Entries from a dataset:

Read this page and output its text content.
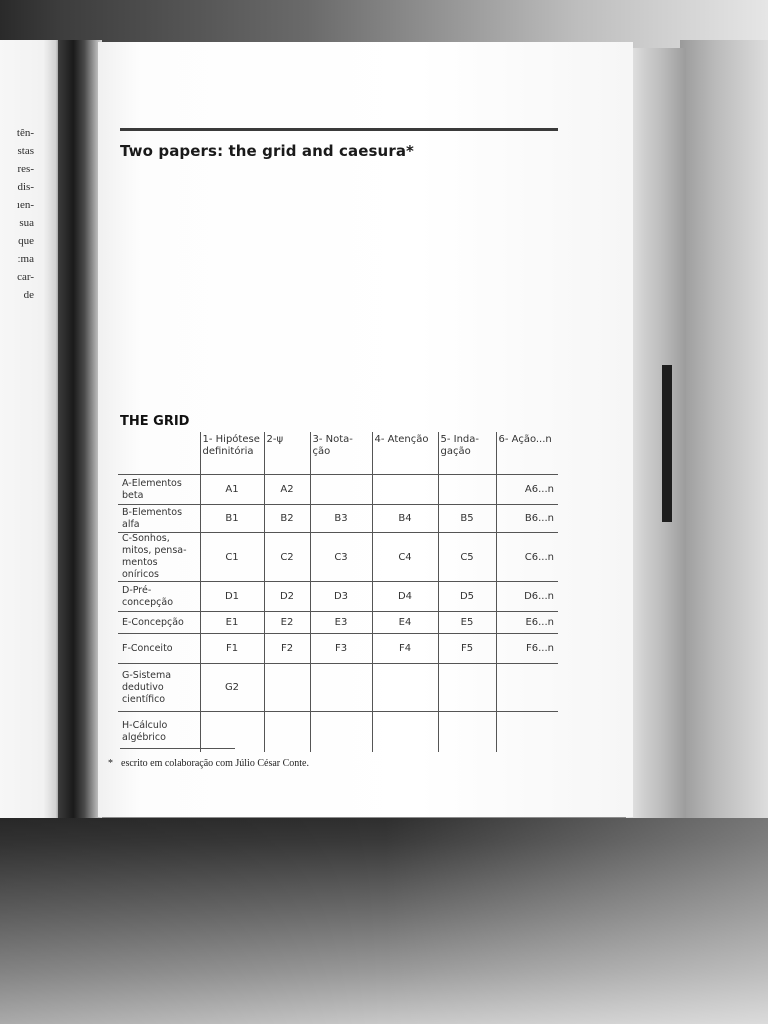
tên-
stas
res-
dis-
ıen-
sua
que
ːma
car-
de
Two papers: the grid and caesura*
THE GRID
	1- Hipótese definitória	2-ψ	3- Nota-ção	4- Atenção	5- Inda-gação	6- Ação...n
A-Elementos beta	A1	A2				A6...n
B-Elementos alfa	B1	B2	B3	B4	B5	B6...n
C-Sonhos, mitos, pensa-mentos oníricos	C1	C2	C3	C4	C5	C6...n
D-Pré-concepção	D1	D2	D3	D4	D5	D6...n
E-Concepção	E1	E2	E3	E4	E5	E6...n
F-Conceito	F1	F2	F3	F4	F5	F6...n
G-Sistema dedutivo científico	G2					
H-Cálculo algébrico						
* escrito em colaboração com Júlio César Conte.
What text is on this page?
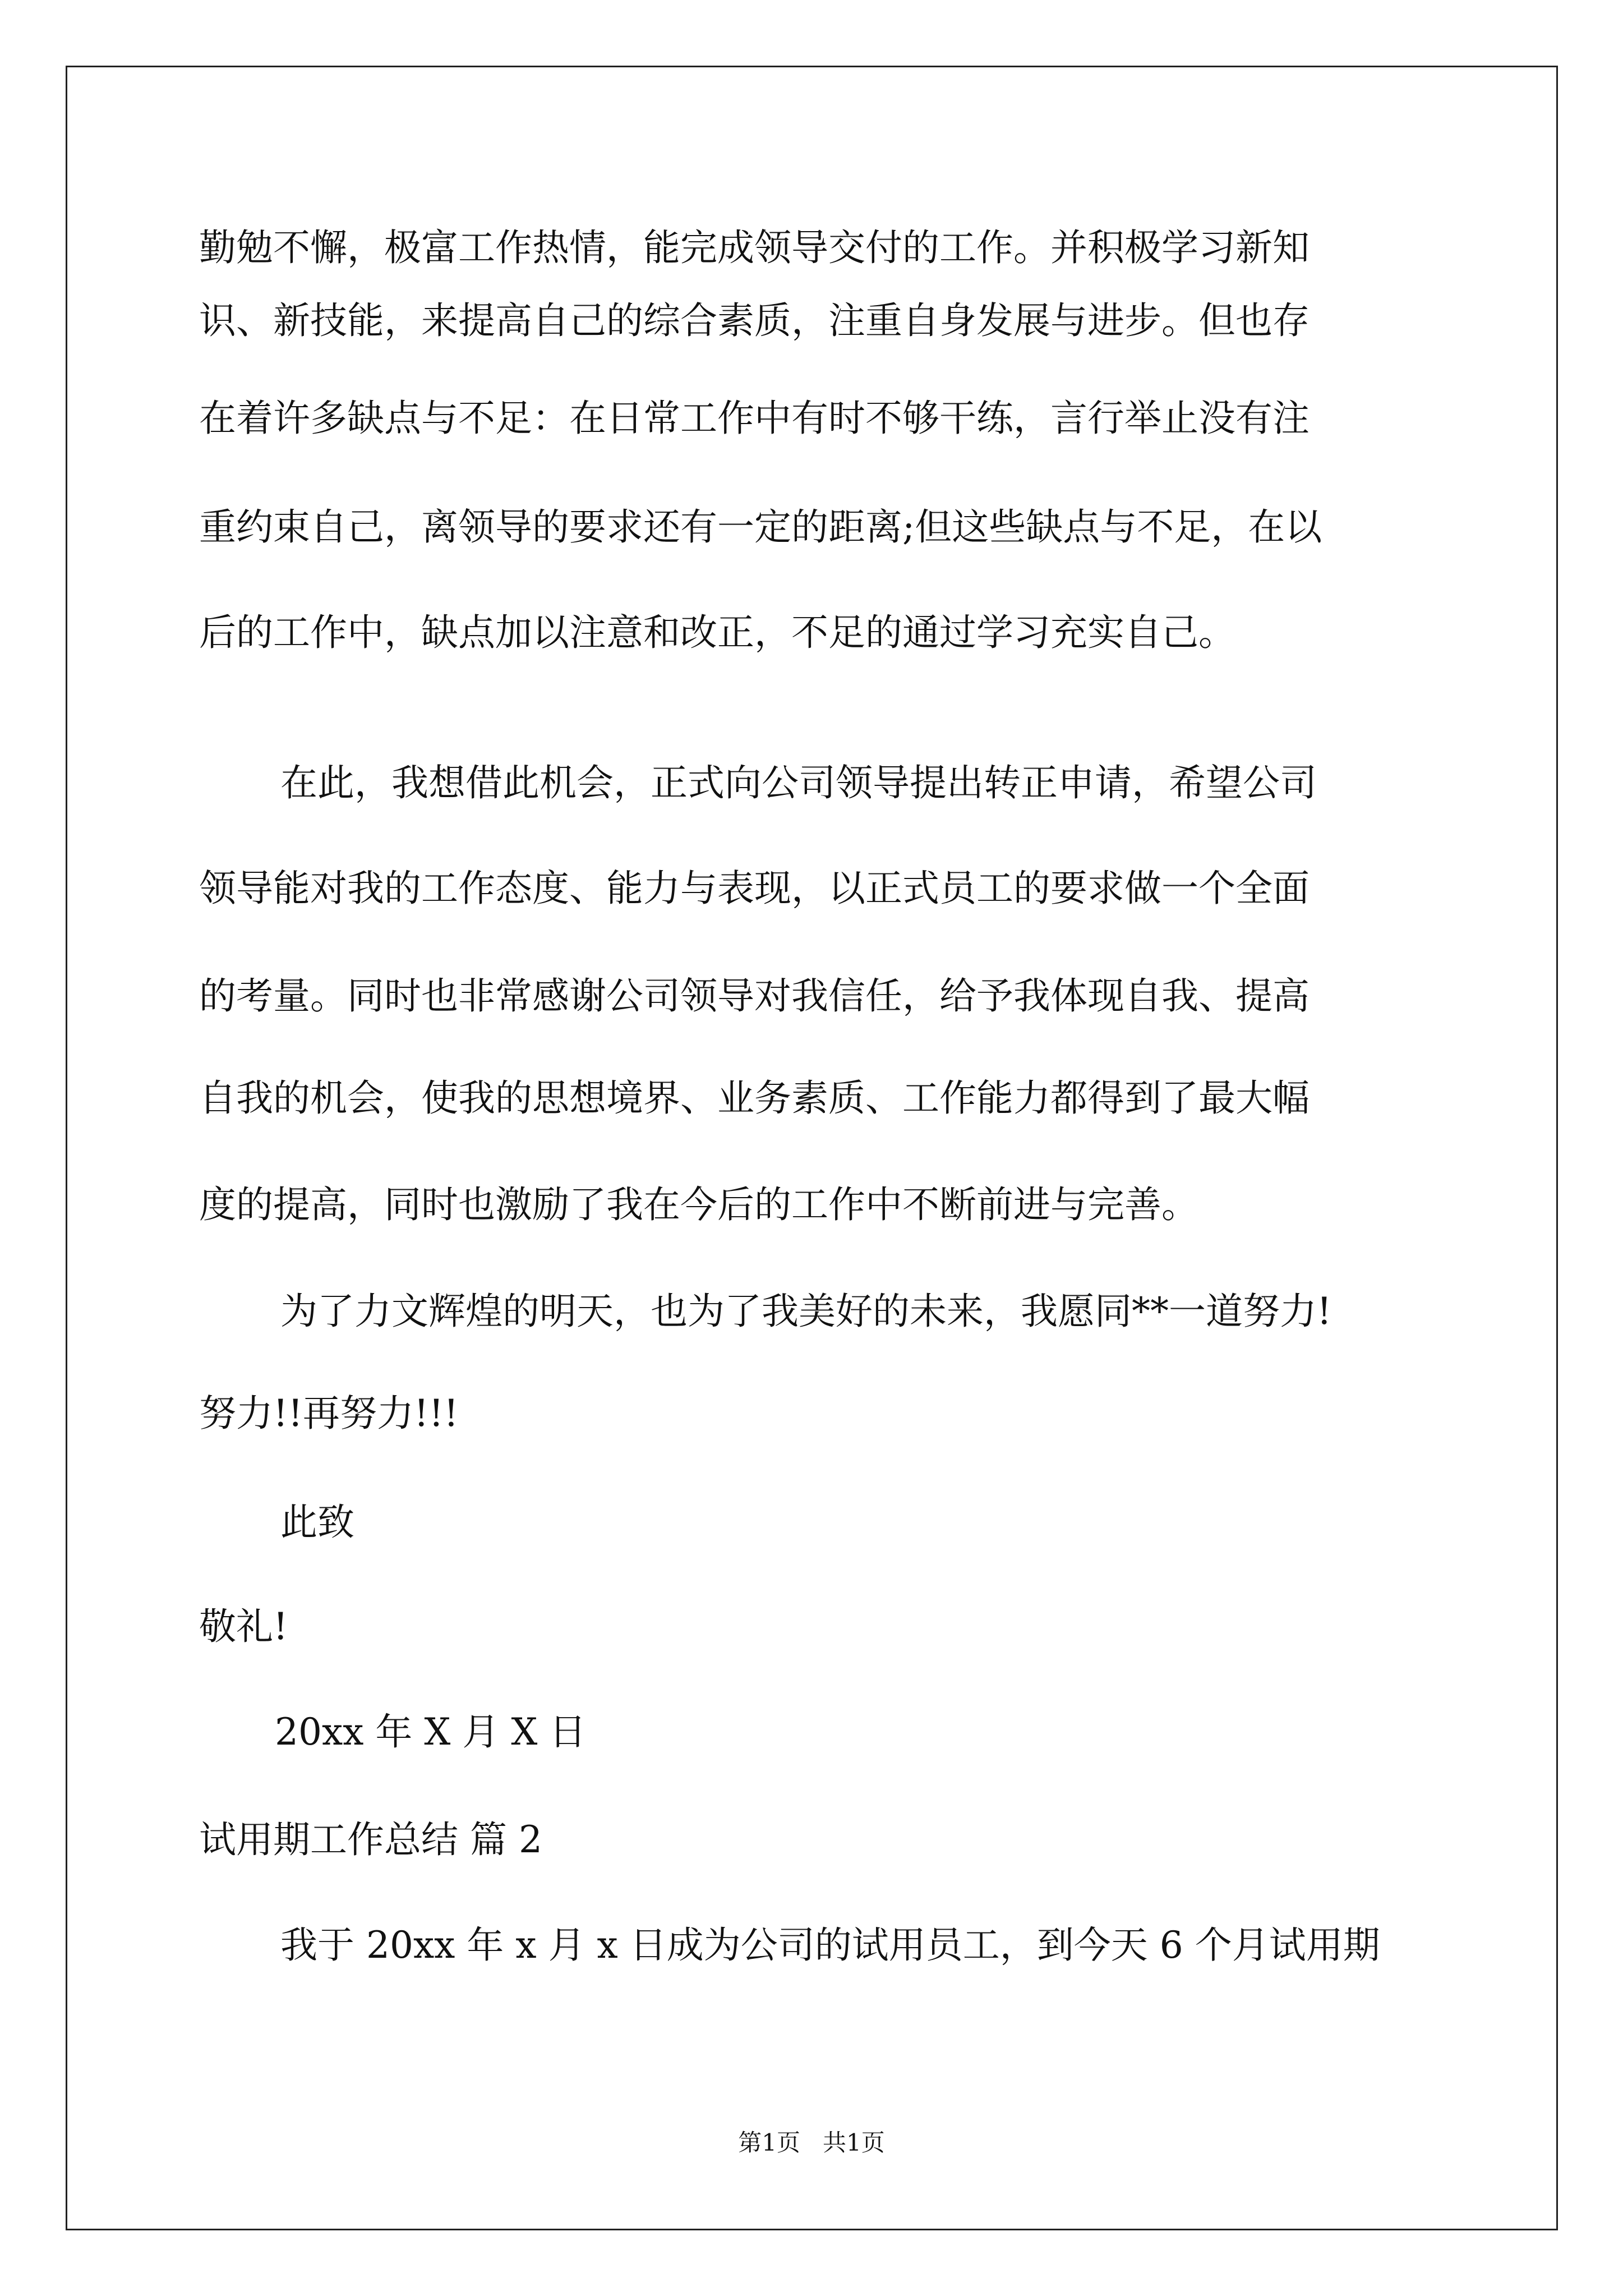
勤勉不懈，极富工作热情，能完成领导交付的工作。并积极学习新知
识、新技能，来提高自己的综合素质，注重自身发展与进步。但也存
在着许多缺点与不足：在日常工作中有时不够干练，言行举止没有注
重约束自己，离领导的要求还有一定的距离;但这些缺点与不足，在以
后的工作中，缺点加以注意和改正，不足的通过学习充实自己。
在此，我想借此机会，正式向公司领导提出转正申请，希望公司
领导能对我的工作态度、能力与表现，以正式员工的要求做一个全面
的考量。同时也非常感谢公司领导对我信任，给予我体现自我、提高
自我的机会，使我的思想境界、业务素质、工作能力都得到了最大幅
度的提高，同时也激励了我在今后的工作中不断前进与完善。
为了力文辉煌的明天，也为了我美好的未来，我愿同**一道努力!
努力!!再努力!!!
此致
敬礼!
20xx 年 X 月 X 日
试用期工作总结 篇 2
我于 20xx 年 x 月 x 日成为公司的试用员工，到今天 6 个月试用期
第1页   共1页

**TASK BRIEF**
Word for word, please, restate the lines of the listing from the one holding "What text is on this page?" down to the last line, leaving out any pictures.

**SOLUTION BELOW**
What text is on this page?
勤勉不懈，极富工作热情，能完成领导交付的工作。并积极学习新知
识、新技能，来提高自己的综合素质，注重自身发展与进步。但也存
在着许多缺点与不足：在日常工作中有时不够干练，言行举止没有注
重约束自己，离领导的要求还有一定的距离;但这些缺点与不足，在以
后的工作中，缺点加以注意和改正，不足的通过学习充实自己。
在此，我想借此机会，正式向公司领导提出转正申请，希望公司
领导能对我的工作态度、能力与表现，以正式员工的要求做一个全面
的考量。同时也非常感谢公司领导对我信任，给予我体现自我、提高
自我的机会，使我的思想境界、业务素质、工作能力都得到了最大幅
度的提高，同时也激励了我在今后的工作中不断前进与完善。
为了力文辉煌的明天，也为了我美好的未来，我愿同**一道努力!
努力!!再努力!!!
此致
敬礼!
20xx 年 X 月 X 日
试用期工作总结 篇 2
我于 20xx 年 x 月 x 日成为公司的试用员工，到今天 6 个月试用期
第1页   共1页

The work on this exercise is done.